Set problem
Output the stretch of entries from the start through the line containing "- undo-label: Undo: [109, 70, 151, 89]" as a Markdown table with columns n and Line, giving the row number and the line and leaving out blank lines.

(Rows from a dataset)
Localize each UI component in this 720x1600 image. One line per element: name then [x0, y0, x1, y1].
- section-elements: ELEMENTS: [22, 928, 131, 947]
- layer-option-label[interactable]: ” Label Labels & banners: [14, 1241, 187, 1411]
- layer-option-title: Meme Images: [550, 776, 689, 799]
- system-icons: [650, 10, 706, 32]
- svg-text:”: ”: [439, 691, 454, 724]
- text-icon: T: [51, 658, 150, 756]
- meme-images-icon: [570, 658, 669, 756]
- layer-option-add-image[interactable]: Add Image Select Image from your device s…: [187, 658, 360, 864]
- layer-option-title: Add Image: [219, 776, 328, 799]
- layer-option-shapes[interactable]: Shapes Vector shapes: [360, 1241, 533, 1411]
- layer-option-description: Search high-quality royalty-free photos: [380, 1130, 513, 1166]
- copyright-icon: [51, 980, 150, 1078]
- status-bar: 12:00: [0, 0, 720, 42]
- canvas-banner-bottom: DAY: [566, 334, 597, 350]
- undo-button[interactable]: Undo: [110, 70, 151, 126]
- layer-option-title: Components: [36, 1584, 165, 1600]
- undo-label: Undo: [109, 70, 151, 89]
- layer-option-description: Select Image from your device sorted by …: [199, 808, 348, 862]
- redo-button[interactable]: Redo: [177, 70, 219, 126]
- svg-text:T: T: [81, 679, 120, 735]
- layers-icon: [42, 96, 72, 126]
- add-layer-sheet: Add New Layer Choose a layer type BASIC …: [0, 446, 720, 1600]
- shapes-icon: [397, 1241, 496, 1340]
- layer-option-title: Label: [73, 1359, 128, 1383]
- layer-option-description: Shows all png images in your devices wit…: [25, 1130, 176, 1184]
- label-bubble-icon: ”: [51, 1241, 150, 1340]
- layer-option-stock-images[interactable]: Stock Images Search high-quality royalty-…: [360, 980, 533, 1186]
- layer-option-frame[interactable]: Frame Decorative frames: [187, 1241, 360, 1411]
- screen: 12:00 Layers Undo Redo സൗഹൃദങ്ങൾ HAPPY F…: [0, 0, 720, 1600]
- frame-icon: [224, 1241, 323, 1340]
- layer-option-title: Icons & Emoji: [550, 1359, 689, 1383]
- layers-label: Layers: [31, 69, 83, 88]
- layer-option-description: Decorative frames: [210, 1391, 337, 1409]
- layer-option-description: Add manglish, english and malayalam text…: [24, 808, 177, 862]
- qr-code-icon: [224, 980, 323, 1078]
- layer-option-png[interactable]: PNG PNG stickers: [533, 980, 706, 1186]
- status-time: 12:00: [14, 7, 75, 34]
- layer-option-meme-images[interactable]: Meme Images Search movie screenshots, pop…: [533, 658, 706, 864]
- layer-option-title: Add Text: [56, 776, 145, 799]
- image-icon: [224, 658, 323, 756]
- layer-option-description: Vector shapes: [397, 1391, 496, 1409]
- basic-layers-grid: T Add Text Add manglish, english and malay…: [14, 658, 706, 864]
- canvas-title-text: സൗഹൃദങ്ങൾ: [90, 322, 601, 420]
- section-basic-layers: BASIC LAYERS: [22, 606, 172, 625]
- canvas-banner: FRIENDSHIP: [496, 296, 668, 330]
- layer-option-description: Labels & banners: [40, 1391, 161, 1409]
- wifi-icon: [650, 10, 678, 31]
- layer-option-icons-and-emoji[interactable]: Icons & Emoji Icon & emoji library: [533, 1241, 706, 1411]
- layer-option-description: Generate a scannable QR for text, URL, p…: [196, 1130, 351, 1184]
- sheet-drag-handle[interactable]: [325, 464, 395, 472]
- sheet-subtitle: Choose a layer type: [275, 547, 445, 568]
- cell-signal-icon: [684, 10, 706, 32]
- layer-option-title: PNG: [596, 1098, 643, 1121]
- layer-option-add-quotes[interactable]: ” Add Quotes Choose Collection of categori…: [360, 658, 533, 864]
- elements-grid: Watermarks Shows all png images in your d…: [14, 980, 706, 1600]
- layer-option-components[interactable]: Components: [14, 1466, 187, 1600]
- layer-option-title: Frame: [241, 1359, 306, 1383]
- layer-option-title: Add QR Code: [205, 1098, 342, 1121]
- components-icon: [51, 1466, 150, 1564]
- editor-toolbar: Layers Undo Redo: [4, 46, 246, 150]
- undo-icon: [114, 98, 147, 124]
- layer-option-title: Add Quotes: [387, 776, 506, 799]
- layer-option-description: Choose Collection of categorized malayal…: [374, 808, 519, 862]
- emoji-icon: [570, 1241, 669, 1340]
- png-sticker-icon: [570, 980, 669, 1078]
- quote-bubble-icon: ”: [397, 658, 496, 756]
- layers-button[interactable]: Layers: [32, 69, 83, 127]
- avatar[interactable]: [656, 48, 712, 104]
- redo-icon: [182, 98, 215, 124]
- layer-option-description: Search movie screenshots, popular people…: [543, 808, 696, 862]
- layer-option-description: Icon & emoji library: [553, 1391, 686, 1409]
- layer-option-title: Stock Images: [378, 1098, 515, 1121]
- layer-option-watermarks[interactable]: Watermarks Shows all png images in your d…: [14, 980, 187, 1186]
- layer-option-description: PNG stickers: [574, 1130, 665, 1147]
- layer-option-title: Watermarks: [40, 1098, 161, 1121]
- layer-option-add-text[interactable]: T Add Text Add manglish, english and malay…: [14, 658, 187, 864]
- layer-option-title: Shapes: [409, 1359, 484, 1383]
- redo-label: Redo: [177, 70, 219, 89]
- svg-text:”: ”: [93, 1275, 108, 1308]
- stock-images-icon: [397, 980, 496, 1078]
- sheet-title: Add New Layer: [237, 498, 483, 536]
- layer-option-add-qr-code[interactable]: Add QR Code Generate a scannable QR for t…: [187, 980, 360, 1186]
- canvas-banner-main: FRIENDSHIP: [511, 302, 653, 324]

Response to the task
| n | Line |
|---|---|
| 1 | Localize each UI component in this 720x1600 image. One line per element: name then [x0, y0, x1, y1]. |
| 2 | - section-elements: ELEMENTS: [22, 928, 131, 947] |
| 3 | - layer-option-label[interactable]: ” Label Labels & banners: [14, 1241, 187, 1411] |
| 4 | - layer-option-title: Meme Images: [550, 776, 689, 799] |
| 5 | - system-icons: [650, 10, 706, 32] |
| 6 | - svg-text:”: ”: [439, 691, 454, 724] |
| 7 | - text-icon: T: [51, 658, 150, 756] |
| 8 | - meme-images-icon: [570, 658, 669, 756] |
| 9 | - layer-option-add-image[interactable]: Add Image Select Image from your device s…: [187, 658, 360, 864] |
| 10 | - layer-option-title: Add Image: [219, 776, 328, 799] |
| 11 | - layer-option-shapes[interactable]: Shapes Vector shapes: [360, 1241, 533, 1411] |
| 12 | - layer-option-description: Search high-quality royalty-free photos: [380, 1130, 513, 1166] |
| 13 | - copyright-icon: [51, 980, 150, 1078] |
| 14 | - status-bar: 12:00: [0, 0, 720, 42] |
| 15 | - canvas-banner-bottom: DAY: [566, 334, 597, 350] |
| 16 | - undo-button[interactable]: Undo: [110, 70, 151, 126] |
| 17 | - layer-option-title: Components: [36, 1584, 165, 1600] |
| 18 | - undo-label: Undo: [109, 70, 151, 89] |